* _Stated problem_
Copy all the entries word for word, but omit the pictures.

┌────────

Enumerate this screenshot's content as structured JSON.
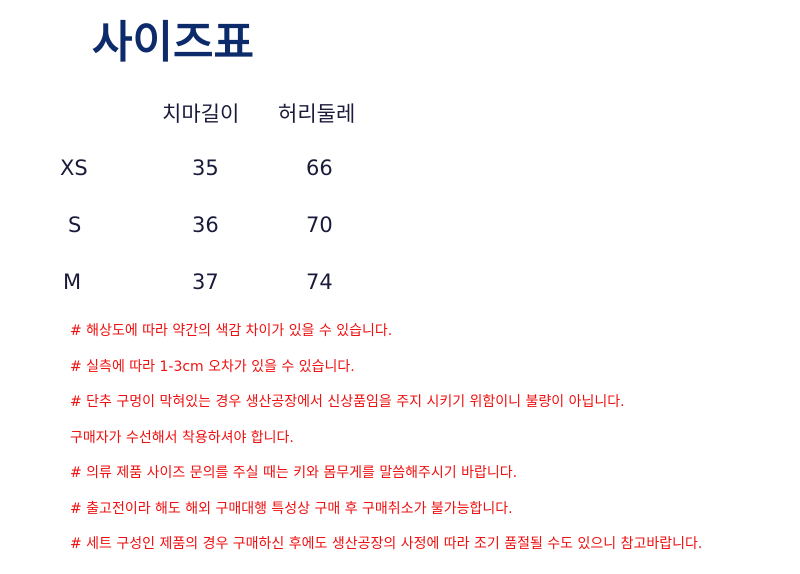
{
  "header": {
    "title": "사이즈표"
  },
  "table": {
    "columns": [
      "치마길이",
      "허리둘레"
    ],
    "rows": [
      [
        "XS",
        "35",
        "66"
      ],
      [
        "S",
        "36",
        "70"
      ],
      [
        "M",
        "37",
        "74"
      ]
    ]
  },
  "notes": [
    "# 해상도에 따라 약간의 색감 차이가 있을 수 있습니다.",
    "# 실측에 따라 1-3cm 오차가 있을 수 있습니다.",
    "# 단추 구멍이 막혀있는 경우 생산공장에서 신상품임을 주지 시키기 위함이니 불량이 아닙니다.",
    "구매자가 수선해서 착용하셔야 합니다.",
    "# 의류 제품 사이즈 문의를 주실 때는 키와 몸무게를 말씀해주시기 바랍니다.",
    "# 출고전이라 해도 해외 구매대행 특성상 구매 후 구매취소가 불가능합니다.",
    "# 세트 구성인 제품의 경우 구매하신 후에도 생산공장의 사정에 따라 조기 품절될 수도 있으니 참고바랍니다."
  ]
}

└────────

* _Task answer_
Enumerate this screenshot's content as structured JSON.
{
  "header": {
    "title": "사이즈표"
  },
  "table": {
    "columns": [
      "치마길이",
      "허리둘레"
    ],
    "rows": [
      [
        "XS",
        "35",
        "66"
      ],
      [
        "S",
        "36",
        "70"
      ],
      [
        "M",
        "37",
        "74"
      ]
    ]
  },
  "notes": [
    "# 해상도에 따라 약간의 색감 차이가 있을 수 있습니다.",
    "# 실측에 따라 1-3cm 오차가 있을 수 있습니다.",
    "# 단추 구멍이 막혀있는 경우 생산공장에서 신상품임을 주지 시키기 위함이니 불량이 아닙니다.",
    "구매자가 수선해서 착용하셔야 합니다.",
    "# 의류 제품 사이즈 문의를 주실 때는 키와 몸무게를 말씀해주시기 바랍니다.",
    "# 출고전이라 해도 해외 구매대행 특성상 구매 후 구매취소가 불가능합니다.",
    "# 세트 구성인 제품의 경우 구매하신 후에도 생산공장의 사정에 따라 조기 품절될 수도 있으니 참고바랍니다."
  ]
}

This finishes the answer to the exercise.